> Records for this exercise
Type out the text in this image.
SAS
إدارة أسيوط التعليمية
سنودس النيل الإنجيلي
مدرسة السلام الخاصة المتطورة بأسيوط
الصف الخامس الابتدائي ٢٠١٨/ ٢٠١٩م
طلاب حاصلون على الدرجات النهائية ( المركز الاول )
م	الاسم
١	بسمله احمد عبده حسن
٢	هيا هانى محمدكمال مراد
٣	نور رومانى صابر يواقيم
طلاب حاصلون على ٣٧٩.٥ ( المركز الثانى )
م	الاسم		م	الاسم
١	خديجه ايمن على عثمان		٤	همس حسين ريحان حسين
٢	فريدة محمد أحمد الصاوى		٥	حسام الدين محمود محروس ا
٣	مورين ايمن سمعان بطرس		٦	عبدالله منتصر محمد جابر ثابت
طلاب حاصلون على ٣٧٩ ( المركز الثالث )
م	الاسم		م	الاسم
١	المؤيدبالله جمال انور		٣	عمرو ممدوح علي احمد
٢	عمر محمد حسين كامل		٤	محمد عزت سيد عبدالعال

> Exercise instructions
Copy the entries above exactly, leaving none out.

> Solution for this task
Type out the text in this image.
SAS
إدارة أسيوط التعليمية
سنودس النيل الإنجيلي
مدرسة السلام الخاصة المتطورة بأسيوط
الصف الخامس الابتدائي ٢٠١٨/ ٢٠١٩م
طلاب حاصلون على الدرجات النهائية ( المركز الاول )
م	الاسم
١	بسمله احمد عبده حسن
٢	هيا هانى محمدكمال مراد
٣	نور رومانى صابر يواقيم
طلاب حاصلون على ٣٧٩.٥ ( المركز الثانى )
م	الاسم		م	الاسم
١	خديجه ايمن على عثمان		٤	همس حسين ريحان حسين
٢	فريدة محمد أحمد الصاوى		٥	حسام الدين محمود محروس ا
٣	مورين ايمن سمعان بطرس		٦	عبدالله منتصر محمد جابر ثابت
طلاب حاصلون على ٣٧٩ ( المركز الثالث )
م	الاسم		م	الاسم
١	المؤيدبالله جمال انور		٣	عمرو ممدوح علي احمد
٢	عمر محمد حسين كامل		٤	محمد عزت سيد عبدالعال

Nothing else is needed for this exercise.